- _GIVEN TASK_: Return all lines where the word "manifest" can be found.

- _EXERCISE INPUTS_:
—————

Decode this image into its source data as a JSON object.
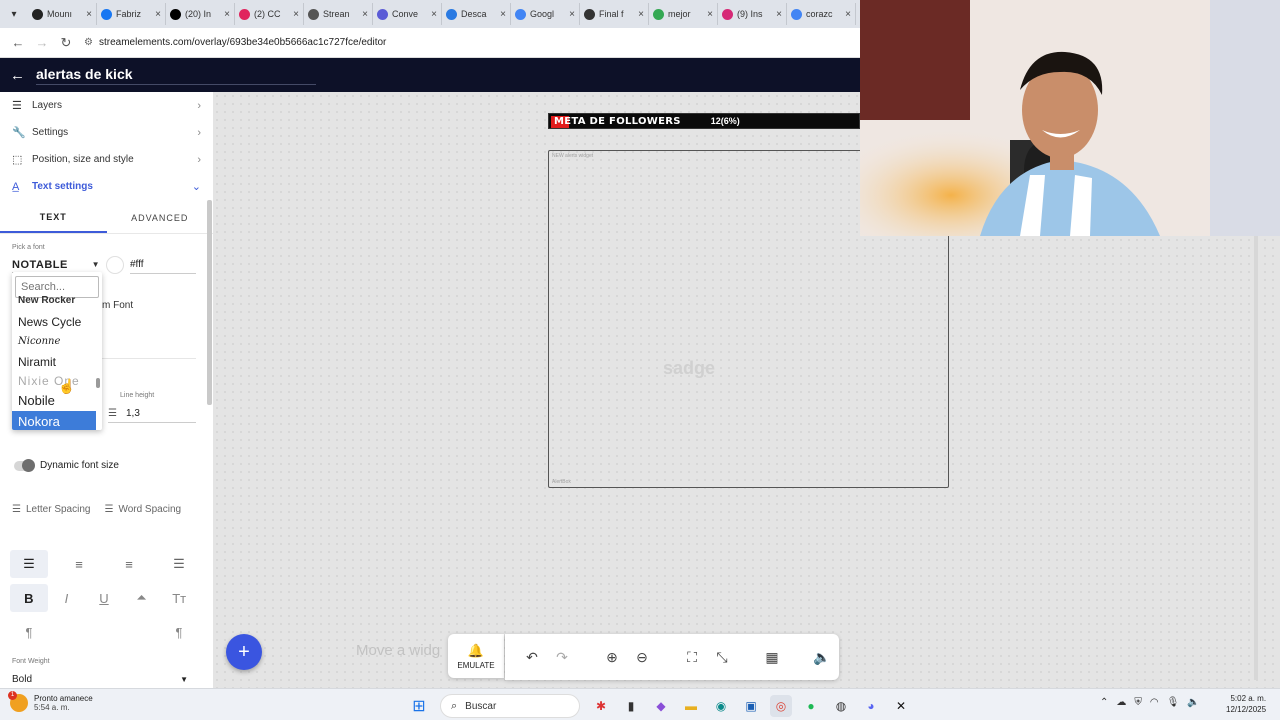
{
  "browser": {
    "tabs": [
      {
        "label": "Mounı",
        "color": "#222222"
      },
      {
        "label": "Fabriz",
        "color": "#1877f2"
      },
      {
        "label": "(20) In",
        "color": "#000000"
      },
      {
        "label": "(2) CC",
        "color": "#e0245e"
      },
      {
        "label": "Strean",
        "color": "#555555"
      },
      {
        "label": "Conve",
        "color": "#5b5bd6"
      },
      {
        "label": "Desca",
        "color": "#2a7ae2"
      },
      {
        "label": "Googl",
        "color": "#4285f4"
      },
      {
        "label": "Final f",
        "color": "#333333"
      },
      {
        "label": "mejor",
        "color": "#34a853"
      },
      {
        "label": "(9) Ins",
        "color": "#d62976"
      },
      {
        "label": "corazc",
        "color": "#4285f4"
      }
    ],
    "url": "streamelements.com/overlay/693be34e0b5666ac1c727fce/editor"
  },
  "header": {
    "title": "alertas de kick"
  },
  "sidebar": {
    "items": [
      {
        "label": "Layers",
        "icon": "hamburger-icon"
      },
      {
        "label": "Settings",
        "icon": "wrench-icon"
      },
      {
        "label": "Position, size and style",
        "icon": "position-icon"
      },
      {
        "label": "Text settings",
        "icon": "text-icon"
      }
    ],
    "tabs": [
      "TEXT",
      "ADVANCED"
    ],
    "pick_font_label": "Pick a font",
    "selected_font": "NOTABLE",
    "color_value": "#fff",
    "custom_font_text": "m Font",
    "line_height_label": "Line height",
    "line_height_value": "1,3",
    "dynamic_font_label": "Dynamic font size",
    "letter_spacing": "Letter Spacing",
    "word_spacing": "Word Spacing",
    "font_weight_label": "Font Weight",
    "font_weight_value": "Bold"
  },
  "font_dropdown": {
    "search_placeholder": "Search...",
    "cut_option": "New Rocker",
    "options": [
      "News Cycle",
      "Niconne",
      "Niramit",
      "Nixie One",
      "Nobile",
      "Nokora"
    ],
    "selected": "Nokora"
  },
  "canvas": {
    "goal_title": "META DE FOLLOWERS",
    "goal_count": "12(6%)",
    "goal_progress_percent": 6,
    "widget_tag_top": "NEW alerts widget",
    "widget_tag_bottom": "AlertBox",
    "ghost_text": "sadge",
    "move_hint": "Move a widg",
    "emulate_label": "EMULATE"
  },
  "taskbar": {
    "weather_line1": "Pronto amanece",
    "weather_line2": "5:54 a. m.",
    "weather_badge": "1",
    "search_label": "Buscar",
    "time": "5:02 a. m.",
    "date": "12/12/2025"
  }
}
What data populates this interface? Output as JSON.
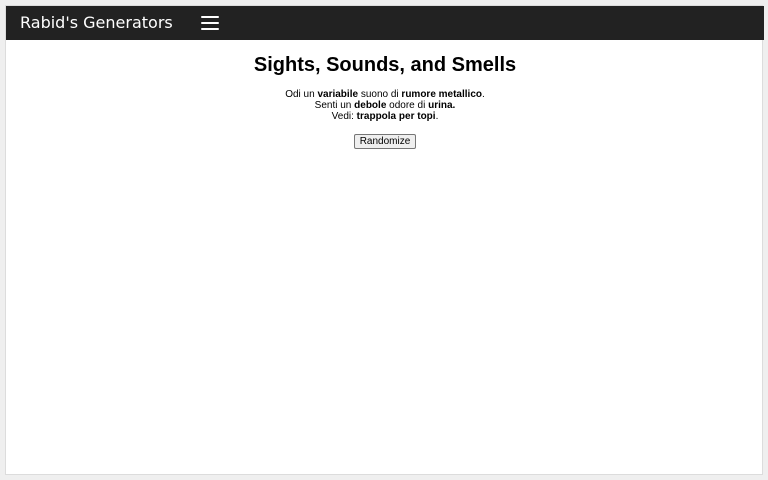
{
  "navbar": {
    "brand": "Rabid's Generators",
    "menu_icon": "hamburger-menu-icon"
  },
  "page": {
    "title": "Sights, Sounds, and Smells"
  },
  "result": {
    "sound": {
      "prefix": "Odi un ",
      "adjective": "variabile",
      "middle": " suono di ",
      "noun": "rumore metallico",
      "suffix": "."
    },
    "smell": {
      "prefix": "Senti un ",
      "adjective": "debole",
      "middle": " odore di ",
      "noun": "urina.",
      "suffix": ""
    },
    "sight": {
      "prefix": "Vedi: ",
      "noun": "trappola per topi",
      "suffix": "."
    }
  },
  "controls": {
    "randomize_label": "Randomize"
  },
  "colors": {
    "navbar_bg": "#222222",
    "page_bg": "#ffffff"
  }
}
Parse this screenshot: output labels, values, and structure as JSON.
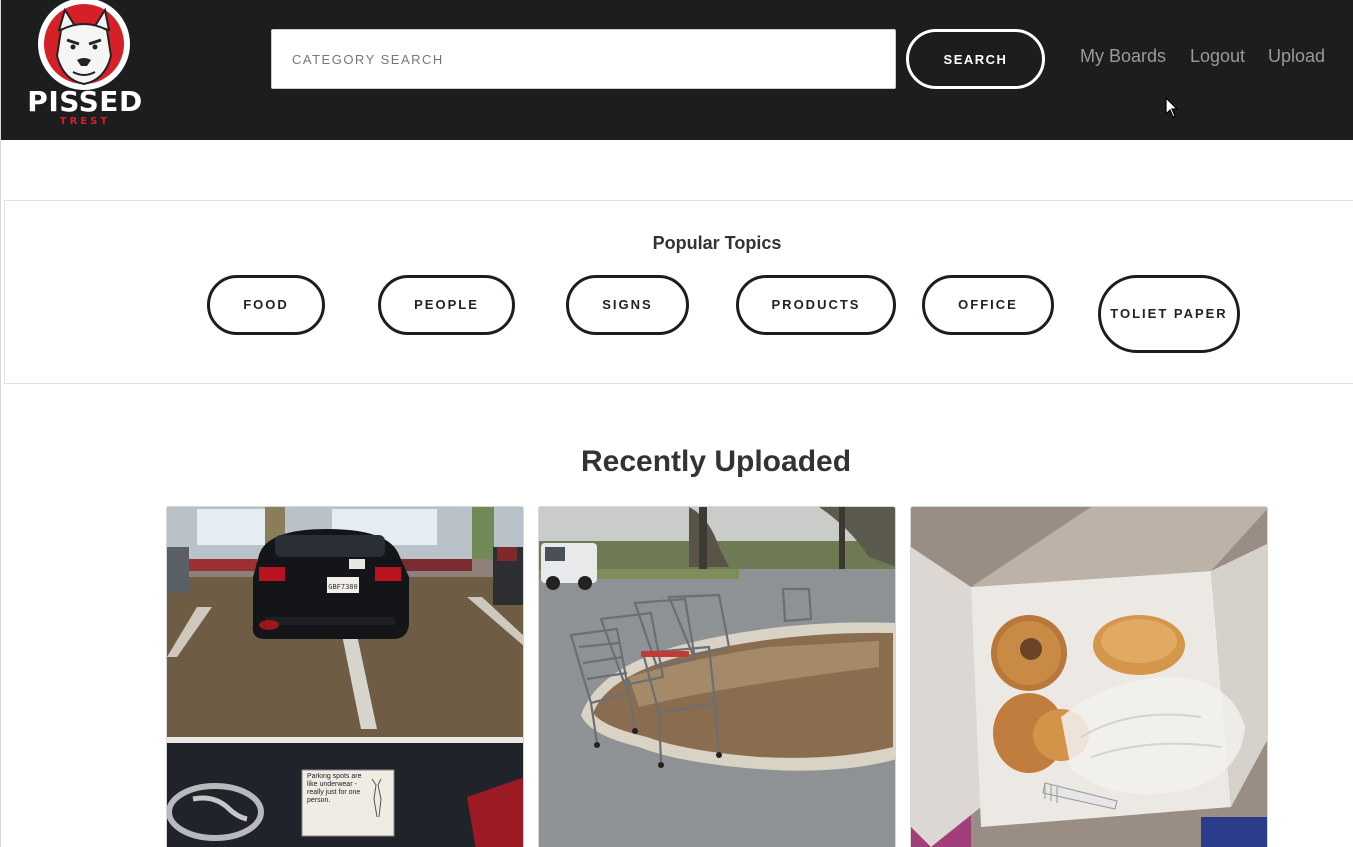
{
  "brand": {
    "logo_word": "PISSED",
    "logo_sub": "TREST"
  },
  "header": {
    "search_placeholder": "CATEGORY SEARCH",
    "search_label": "SEARCH",
    "links": {
      "boards": "My Boards",
      "logout": "Logout",
      "upload": "Upload"
    }
  },
  "topics": {
    "title": "Popular Topics",
    "items": [
      "FOOD",
      "PEOPLE",
      "SIGNS",
      "PRODUCTS",
      "OFFICE",
      "TOLIET PAPER"
    ]
  },
  "recent": {
    "title": "Recently Uploaded",
    "sticker_text": "Parking spots are like underwear - really just for one person.",
    "plate_text": "GBF7380"
  },
  "colors": {
    "header_bg": "#1c1d1f",
    "brand_red": "#d62027",
    "link_gray": "#9a9a9a"
  }
}
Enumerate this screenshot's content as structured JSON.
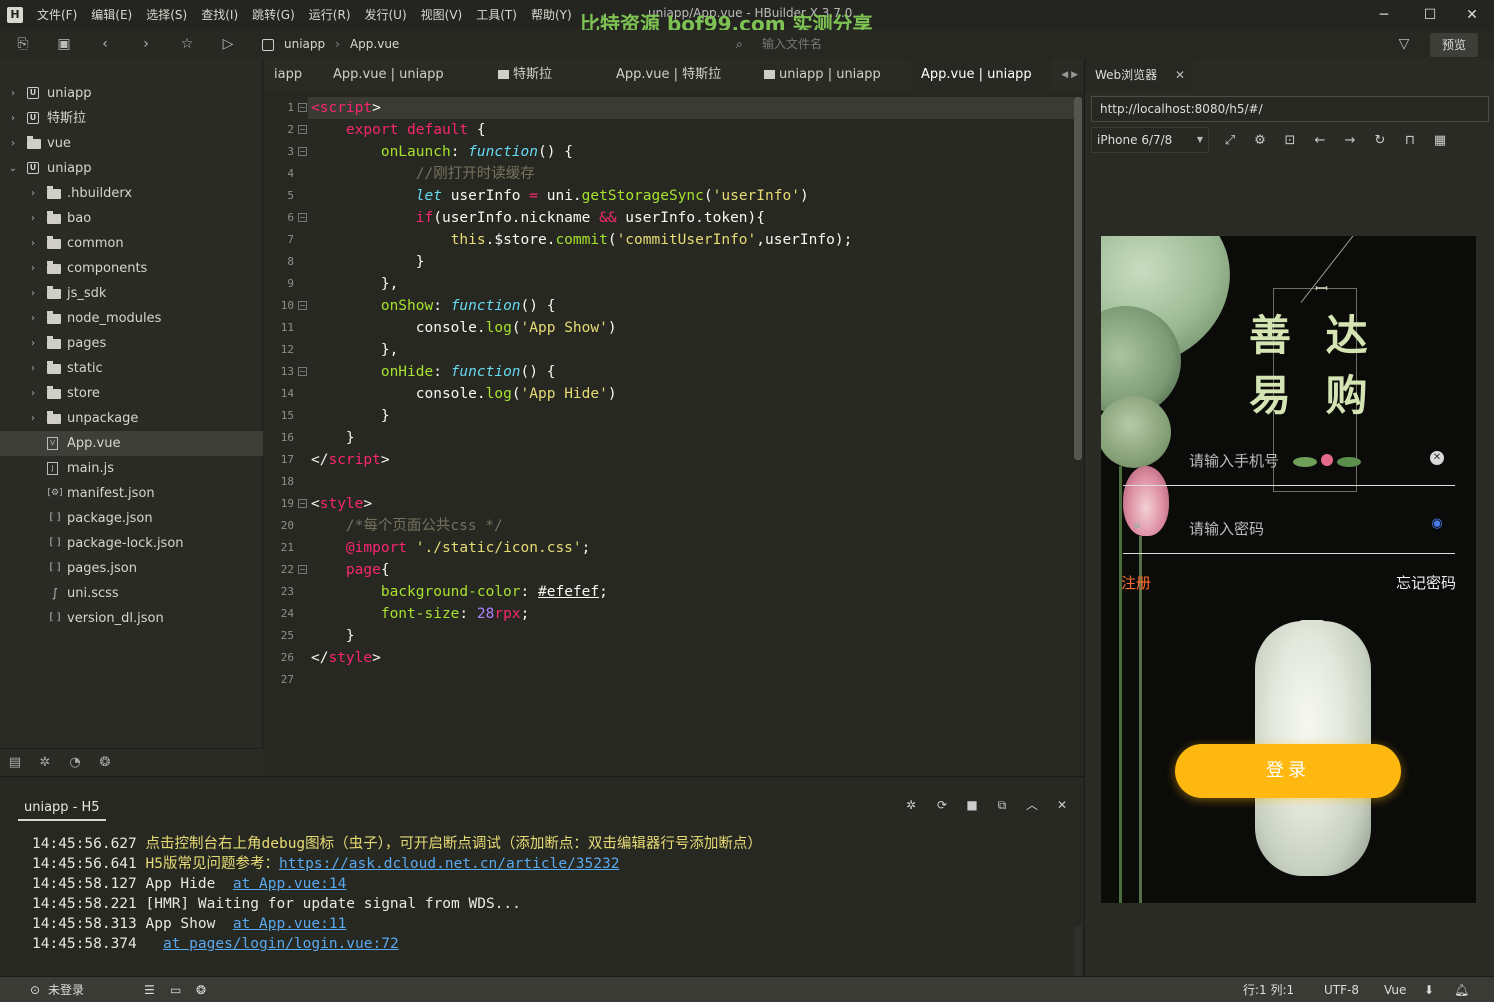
{
  "window": {
    "title": "uniapp/App.vue - HBuilder X 3.7.0",
    "watermark": "比特资源 bof99.com 实测分享",
    "menus": [
      "文件(F)",
      "编辑(E)",
      "选择(S)",
      "查找(I)",
      "跳转(G)",
      "运行(R)",
      "发行(U)",
      "视图(V)",
      "工具(T)",
      "帮助(Y)"
    ],
    "logo": "H"
  },
  "toolbar": {
    "breadcrumb": [
      "uniapp",
      "App.vue"
    ],
    "breadcrumb_separator": "›",
    "file_search_placeholder": "输入文件名",
    "preview_label": "预览"
  },
  "sidebar": {
    "items": [
      {
        "label": "uniapp",
        "type": "project",
        "expanded": false
      },
      {
        "label": "特斯拉",
        "type": "project",
        "expanded": false
      },
      {
        "label": "vue",
        "type": "folder-root",
        "expanded": false
      },
      {
        "label": "uniapp",
        "type": "project",
        "expanded": true
      },
      {
        "label": ".hbuilderx",
        "type": "folder"
      },
      {
        "label": "bao",
        "type": "folder"
      },
      {
        "label": "common",
        "type": "folder"
      },
      {
        "label": "components",
        "type": "folder"
      },
      {
        "label": "js_sdk",
        "type": "folder"
      },
      {
        "label": "node_modules",
        "type": "folder"
      },
      {
        "label": "pages",
        "type": "folder"
      },
      {
        "label": "static",
        "type": "folder"
      },
      {
        "label": "store",
        "type": "folder"
      },
      {
        "label": "unpackage",
        "type": "folder"
      },
      {
        "label": "App.vue",
        "type": "file-vue",
        "selected": true
      },
      {
        "label": "main.js",
        "type": "file-js"
      },
      {
        "label": "manifest.json",
        "type": "file-manifest"
      },
      {
        "label": "package.json",
        "type": "file-json"
      },
      {
        "label": "package-lock.json",
        "type": "file-json"
      },
      {
        "label": "pages.json",
        "type": "file-json"
      },
      {
        "label": "uni.scss",
        "type": "file-scss"
      },
      {
        "label": "version_dl.json",
        "type": "file-json"
      }
    ]
  },
  "tabs": [
    {
      "label": "iapp",
      "folder": false,
      "active": false
    },
    {
      "label": "App.vue | uniapp",
      "folder": false,
      "active": false
    },
    {
      "label": "特斯拉",
      "folder": true,
      "active": false
    },
    {
      "label": "App.vue | 特斯拉",
      "folder": false,
      "active": false
    },
    {
      "label": "uniapp | uniapp",
      "folder": true,
      "active": false
    },
    {
      "label": "App.vue | uniapp",
      "folder": false,
      "active": true
    }
  ],
  "editor": {
    "cursor": {
      "line": 1,
      "col": 1
    },
    "lines": [
      [
        [
          "t",
          "<"
        ],
        [
          "k",
          "script"
        ],
        [
          "w",
          ">"
        ]
      ],
      [
        [
          "w",
          "    "
        ],
        [
          "k",
          "export"
        ],
        [
          "w",
          " "
        ],
        [
          "k",
          "default"
        ],
        [
          "w",
          " {"
        ]
      ],
      [
        [
          "w",
          "        "
        ],
        [
          "f",
          "onLaunch"
        ],
        [
          "w",
          ": "
        ],
        [
          "i",
          "function"
        ],
        [
          "w",
          "() {"
        ]
      ],
      [
        [
          "w",
          "            "
        ],
        [
          "c",
          "//刚打开时读缓存"
        ]
      ],
      [
        [
          "w",
          "            "
        ],
        [
          "i",
          "let"
        ],
        [
          "w",
          " userInfo "
        ],
        [
          "k",
          "="
        ],
        [
          "w",
          " uni."
        ],
        [
          "f",
          "getStorageSync"
        ],
        [
          "w",
          "("
        ],
        [
          "s",
          "'userInfo'"
        ],
        [
          "w",
          ")"
        ]
      ],
      [
        [
          "w",
          "            "
        ],
        [
          "k",
          "if"
        ],
        [
          "w",
          "(userInfo.nickname "
        ],
        [
          "k",
          "&&"
        ],
        [
          "w",
          " userInfo.token){"
        ]
      ],
      [
        [
          "w",
          "                "
        ],
        [
          "s",
          "this"
        ],
        [
          "w",
          ".$store."
        ],
        [
          "f",
          "commit"
        ],
        [
          "w",
          "("
        ],
        [
          "s",
          "'commitUserInfo'"
        ],
        [
          "w",
          ",userInfo);"
        ]
      ],
      [
        [
          "w",
          "            }"
        ]
      ],
      [
        [
          "w",
          "        },"
        ]
      ],
      [
        [
          "w",
          "        "
        ],
        [
          "f",
          "onShow"
        ],
        [
          "w",
          ": "
        ],
        [
          "i",
          "function"
        ],
        [
          "w",
          "() {"
        ]
      ],
      [
        [
          "w",
          "            console."
        ],
        [
          "f",
          "log"
        ],
        [
          "w",
          "("
        ],
        [
          "s",
          "'App Show'"
        ],
        [
          "w",
          ")"
        ]
      ],
      [
        [
          "w",
          "        },"
        ]
      ],
      [
        [
          "w",
          "        "
        ],
        [
          "f",
          "onHide"
        ],
        [
          "w",
          ": "
        ],
        [
          "i",
          "function"
        ],
        [
          "w",
          "() {"
        ]
      ],
      [
        [
          "w",
          "            console."
        ],
        [
          "f",
          "log"
        ],
        [
          "w",
          "("
        ],
        [
          "s",
          "'App Hide'"
        ],
        [
          "w",
          ")"
        ]
      ],
      [
        [
          "w",
          "        }"
        ]
      ],
      [
        [
          "w",
          "    }"
        ]
      ],
      [
        [
          "w",
          "</"
        ],
        [
          "k",
          "script"
        ],
        [
          "w",
          ">"
        ]
      ],
      [],
      [
        [
          "w",
          "<"
        ],
        [
          "k",
          "style"
        ],
        [
          "w",
          ">"
        ]
      ],
      [
        [
          "w",
          "    "
        ],
        [
          "c",
          "/*每个页面公共css */"
        ]
      ],
      [
        [
          "w",
          "    "
        ],
        [
          "k",
          "@import"
        ],
        [
          "w",
          " "
        ],
        [
          "s",
          "'./static/icon.css'"
        ],
        [
          "w",
          ";"
        ]
      ],
      [
        [
          "w",
          "    "
        ],
        [
          "k",
          "page"
        ],
        [
          "w",
          "{"
        ]
      ],
      [
        [
          "w",
          "        "
        ],
        [
          "f",
          "background-color"
        ],
        [
          "w",
          ": "
        ],
        [
          "ul",
          "#efefef"
        ],
        [
          "w",
          ";"
        ]
      ],
      [
        [
          "w",
          "        "
        ],
        [
          "f",
          "font-size"
        ],
        [
          "w",
          ": "
        ],
        [
          "n",
          "28"
        ],
        [
          "k",
          "rpx"
        ],
        [
          "w",
          ";"
        ]
      ],
      [
        [
          "w",
          "    }"
        ]
      ],
      [
        [
          "w",
          "</"
        ],
        [
          "k",
          "style"
        ],
        [
          "w",
          ">"
        ]
      ],
      []
    ],
    "fold_lines": [
      1,
      2,
      3,
      6,
      10,
      13,
      19,
      22
    ]
  },
  "console": {
    "tab": "uniapp - H5",
    "lines": [
      {
        "time": "14:45:56.627",
        "msg": "点击控制台右上角debug图标（虫子），可开启断点调试（添加断点：双击编辑器行号添加断点）",
        "style": "yellow",
        "link": ""
      },
      {
        "time": "14:45:56.641",
        "msg": "H5版常见问题参考：",
        "style": "yellow",
        "link": "https://ask.dcloud.net.cn/article/35232"
      },
      {
        "time": "14:45:58.127",
        "msg": "App Hide  ",
        "style": "normal",
        "link": "at App.vue:14"
      },
      {
        "time": "14:45:58.221",
        "msg": "[HMR] Waiting for update signal from WDS...",
        "style": "normal",
        "link": ""
      },
      {
        "time": "14:45:58.313",
        "msg": "App Show  ",
        "style": "normal",
        "link": "at App.vue:11"
      },
      {
        "time": "14:45:58.374",
        "msg": "  ",
        "style": "normal",
        "link": "at pages/login/login.vue:72"
      }
    ]
  },
  "browser": {
    "tab_label": "Web浏览器",
    "url": "http://localhost:8080/h5/#/",
    "device": "iPhone 6/7/8",
    "app": {
      "logo_text": "善 达 易 购",
      "phone_placeholder": "请输入手机号",
      "password_placeholder": "请输入密码",
      "register_label": "注册",
      "forgot_label": "忘记密码",
      "login_label": "登录"
    }
  },
  "statusbar": {
    "login_status": "未登录",
    "position": "行:1   列:1",
    "encoding": "UTF-8",
    "language": "Vue"
  },
  "colors": {
    "editor_bg": "#272822",
    "keyword": "#f92672",
    "function": "#a6e22e",
    "string": "#e6db74",
    "italic_keyword": "#66d9ef",
    "comment": "#75715e",
    "login_button": "#ffb80f",
    "register_text": "#ff6e2e",
    "console_link": "#5ba9ef"
  }
}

—————

- _FINAL RESULT_:
        "label": "manifest.json",
        "type": "file-manifest"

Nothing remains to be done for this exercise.